## Exercise task
Among the lines below, list those containing the string "filled".

## Data for the task
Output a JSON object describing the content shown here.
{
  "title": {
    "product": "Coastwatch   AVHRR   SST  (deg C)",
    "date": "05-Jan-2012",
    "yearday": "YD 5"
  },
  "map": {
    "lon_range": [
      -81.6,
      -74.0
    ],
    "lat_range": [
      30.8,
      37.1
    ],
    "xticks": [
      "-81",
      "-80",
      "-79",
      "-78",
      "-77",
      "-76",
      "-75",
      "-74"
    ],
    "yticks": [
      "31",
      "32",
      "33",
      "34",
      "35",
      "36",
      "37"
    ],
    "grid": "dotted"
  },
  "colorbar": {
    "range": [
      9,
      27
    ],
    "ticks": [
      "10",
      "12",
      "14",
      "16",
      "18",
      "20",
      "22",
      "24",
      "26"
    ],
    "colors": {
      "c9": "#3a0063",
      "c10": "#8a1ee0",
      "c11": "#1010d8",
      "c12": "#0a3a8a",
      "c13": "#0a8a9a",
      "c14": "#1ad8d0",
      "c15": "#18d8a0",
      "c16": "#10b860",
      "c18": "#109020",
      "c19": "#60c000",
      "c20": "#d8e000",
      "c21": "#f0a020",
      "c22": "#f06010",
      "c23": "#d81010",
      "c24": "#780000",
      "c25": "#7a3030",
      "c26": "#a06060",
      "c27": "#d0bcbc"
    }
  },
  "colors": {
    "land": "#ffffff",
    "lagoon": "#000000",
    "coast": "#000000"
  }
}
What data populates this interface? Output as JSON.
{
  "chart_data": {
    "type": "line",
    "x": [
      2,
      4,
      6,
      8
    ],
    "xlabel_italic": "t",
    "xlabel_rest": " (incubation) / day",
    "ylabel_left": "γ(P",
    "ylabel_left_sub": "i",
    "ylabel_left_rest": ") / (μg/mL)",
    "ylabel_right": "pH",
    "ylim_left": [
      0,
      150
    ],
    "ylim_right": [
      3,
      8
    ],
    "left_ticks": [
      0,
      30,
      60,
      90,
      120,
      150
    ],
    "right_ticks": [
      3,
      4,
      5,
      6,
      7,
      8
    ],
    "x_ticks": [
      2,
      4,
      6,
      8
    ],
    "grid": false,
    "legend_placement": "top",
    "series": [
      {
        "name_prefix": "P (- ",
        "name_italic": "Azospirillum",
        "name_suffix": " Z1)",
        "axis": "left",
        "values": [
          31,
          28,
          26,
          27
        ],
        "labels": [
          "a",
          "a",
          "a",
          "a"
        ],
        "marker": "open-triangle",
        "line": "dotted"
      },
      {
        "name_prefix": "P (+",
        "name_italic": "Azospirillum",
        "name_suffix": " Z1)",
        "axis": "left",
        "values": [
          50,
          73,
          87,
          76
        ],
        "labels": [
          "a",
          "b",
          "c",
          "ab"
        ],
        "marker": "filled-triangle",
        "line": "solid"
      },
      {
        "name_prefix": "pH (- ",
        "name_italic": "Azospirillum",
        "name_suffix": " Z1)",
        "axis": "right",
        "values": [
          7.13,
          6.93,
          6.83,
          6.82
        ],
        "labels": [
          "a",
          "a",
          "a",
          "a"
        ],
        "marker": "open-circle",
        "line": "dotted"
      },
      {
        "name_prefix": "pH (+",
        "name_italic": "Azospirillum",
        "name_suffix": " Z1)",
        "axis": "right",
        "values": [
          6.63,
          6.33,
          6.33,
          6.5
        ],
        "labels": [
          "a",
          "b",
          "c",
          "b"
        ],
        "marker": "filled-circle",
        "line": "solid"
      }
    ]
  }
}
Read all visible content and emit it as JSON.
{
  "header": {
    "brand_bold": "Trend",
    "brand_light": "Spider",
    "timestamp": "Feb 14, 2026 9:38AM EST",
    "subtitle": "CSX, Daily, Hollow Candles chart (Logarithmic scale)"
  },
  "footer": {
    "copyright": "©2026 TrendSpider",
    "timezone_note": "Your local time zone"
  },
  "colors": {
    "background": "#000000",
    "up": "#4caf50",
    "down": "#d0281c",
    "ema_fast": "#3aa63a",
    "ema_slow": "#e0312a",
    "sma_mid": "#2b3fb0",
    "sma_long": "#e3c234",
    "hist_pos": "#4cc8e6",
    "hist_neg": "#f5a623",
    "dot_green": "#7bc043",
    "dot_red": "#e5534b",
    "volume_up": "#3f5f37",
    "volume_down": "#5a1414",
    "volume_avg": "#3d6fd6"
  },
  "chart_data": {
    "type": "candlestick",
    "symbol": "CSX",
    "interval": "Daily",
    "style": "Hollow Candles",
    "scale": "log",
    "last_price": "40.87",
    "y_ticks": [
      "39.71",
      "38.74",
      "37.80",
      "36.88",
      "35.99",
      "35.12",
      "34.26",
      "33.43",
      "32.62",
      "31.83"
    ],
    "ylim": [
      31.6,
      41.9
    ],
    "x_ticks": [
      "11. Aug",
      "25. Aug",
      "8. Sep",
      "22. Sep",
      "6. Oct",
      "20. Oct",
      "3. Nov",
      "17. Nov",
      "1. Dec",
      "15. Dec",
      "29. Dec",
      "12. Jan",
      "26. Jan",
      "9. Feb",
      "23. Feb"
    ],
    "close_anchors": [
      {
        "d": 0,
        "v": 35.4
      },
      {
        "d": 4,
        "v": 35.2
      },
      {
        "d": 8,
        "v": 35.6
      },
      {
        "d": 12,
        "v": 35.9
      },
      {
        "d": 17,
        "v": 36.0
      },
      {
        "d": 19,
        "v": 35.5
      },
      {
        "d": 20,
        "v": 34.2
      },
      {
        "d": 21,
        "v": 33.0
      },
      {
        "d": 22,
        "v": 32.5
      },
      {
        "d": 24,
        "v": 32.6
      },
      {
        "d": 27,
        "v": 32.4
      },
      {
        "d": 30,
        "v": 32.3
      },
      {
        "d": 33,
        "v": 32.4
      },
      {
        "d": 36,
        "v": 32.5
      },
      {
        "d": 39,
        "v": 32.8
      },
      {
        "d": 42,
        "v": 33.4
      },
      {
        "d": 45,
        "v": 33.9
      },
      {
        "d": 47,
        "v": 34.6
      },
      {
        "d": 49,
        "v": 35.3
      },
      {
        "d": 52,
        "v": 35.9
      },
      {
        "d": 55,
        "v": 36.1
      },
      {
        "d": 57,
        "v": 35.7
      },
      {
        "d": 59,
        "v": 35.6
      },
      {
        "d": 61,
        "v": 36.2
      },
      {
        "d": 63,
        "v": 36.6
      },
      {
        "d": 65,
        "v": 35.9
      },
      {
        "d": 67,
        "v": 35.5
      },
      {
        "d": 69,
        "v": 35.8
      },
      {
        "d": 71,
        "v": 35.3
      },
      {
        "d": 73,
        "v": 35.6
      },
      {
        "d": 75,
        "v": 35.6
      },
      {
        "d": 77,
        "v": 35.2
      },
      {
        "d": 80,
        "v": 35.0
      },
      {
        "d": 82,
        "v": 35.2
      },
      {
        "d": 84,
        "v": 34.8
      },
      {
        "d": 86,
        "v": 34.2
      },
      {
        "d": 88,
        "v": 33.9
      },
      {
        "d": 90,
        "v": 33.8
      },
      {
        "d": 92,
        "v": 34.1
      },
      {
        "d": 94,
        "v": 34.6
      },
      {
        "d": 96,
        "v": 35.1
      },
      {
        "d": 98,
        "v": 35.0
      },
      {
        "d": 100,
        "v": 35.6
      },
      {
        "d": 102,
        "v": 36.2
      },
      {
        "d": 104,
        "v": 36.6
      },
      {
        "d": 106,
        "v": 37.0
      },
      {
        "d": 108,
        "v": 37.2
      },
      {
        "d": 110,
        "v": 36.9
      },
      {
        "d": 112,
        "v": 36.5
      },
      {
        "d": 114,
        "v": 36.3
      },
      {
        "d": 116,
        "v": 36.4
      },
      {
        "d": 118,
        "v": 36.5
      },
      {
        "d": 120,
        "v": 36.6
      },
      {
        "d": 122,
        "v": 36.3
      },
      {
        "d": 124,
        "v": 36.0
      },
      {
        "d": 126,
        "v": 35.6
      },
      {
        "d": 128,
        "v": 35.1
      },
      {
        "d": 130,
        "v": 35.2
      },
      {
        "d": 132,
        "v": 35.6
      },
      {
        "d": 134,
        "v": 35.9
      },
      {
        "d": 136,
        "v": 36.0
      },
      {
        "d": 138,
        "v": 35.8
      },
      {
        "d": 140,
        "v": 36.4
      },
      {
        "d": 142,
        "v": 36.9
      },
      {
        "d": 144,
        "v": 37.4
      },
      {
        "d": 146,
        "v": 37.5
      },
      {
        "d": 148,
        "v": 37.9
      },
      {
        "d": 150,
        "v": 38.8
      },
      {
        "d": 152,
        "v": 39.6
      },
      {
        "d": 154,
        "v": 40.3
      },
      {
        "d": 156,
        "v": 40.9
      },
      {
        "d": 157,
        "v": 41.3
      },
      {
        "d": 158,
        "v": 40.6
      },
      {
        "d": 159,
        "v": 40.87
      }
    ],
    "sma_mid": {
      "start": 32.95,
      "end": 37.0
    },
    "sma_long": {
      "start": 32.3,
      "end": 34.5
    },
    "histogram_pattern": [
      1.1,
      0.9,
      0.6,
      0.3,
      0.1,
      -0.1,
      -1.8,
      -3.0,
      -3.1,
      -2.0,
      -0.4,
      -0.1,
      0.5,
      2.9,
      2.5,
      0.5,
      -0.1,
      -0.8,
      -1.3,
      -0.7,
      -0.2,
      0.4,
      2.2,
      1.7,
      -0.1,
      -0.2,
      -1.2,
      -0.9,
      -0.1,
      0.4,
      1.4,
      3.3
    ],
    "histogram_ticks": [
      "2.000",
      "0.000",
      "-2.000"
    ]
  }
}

## Task output
        "marker": "filled-triangle",
        "marker": "filled-circle",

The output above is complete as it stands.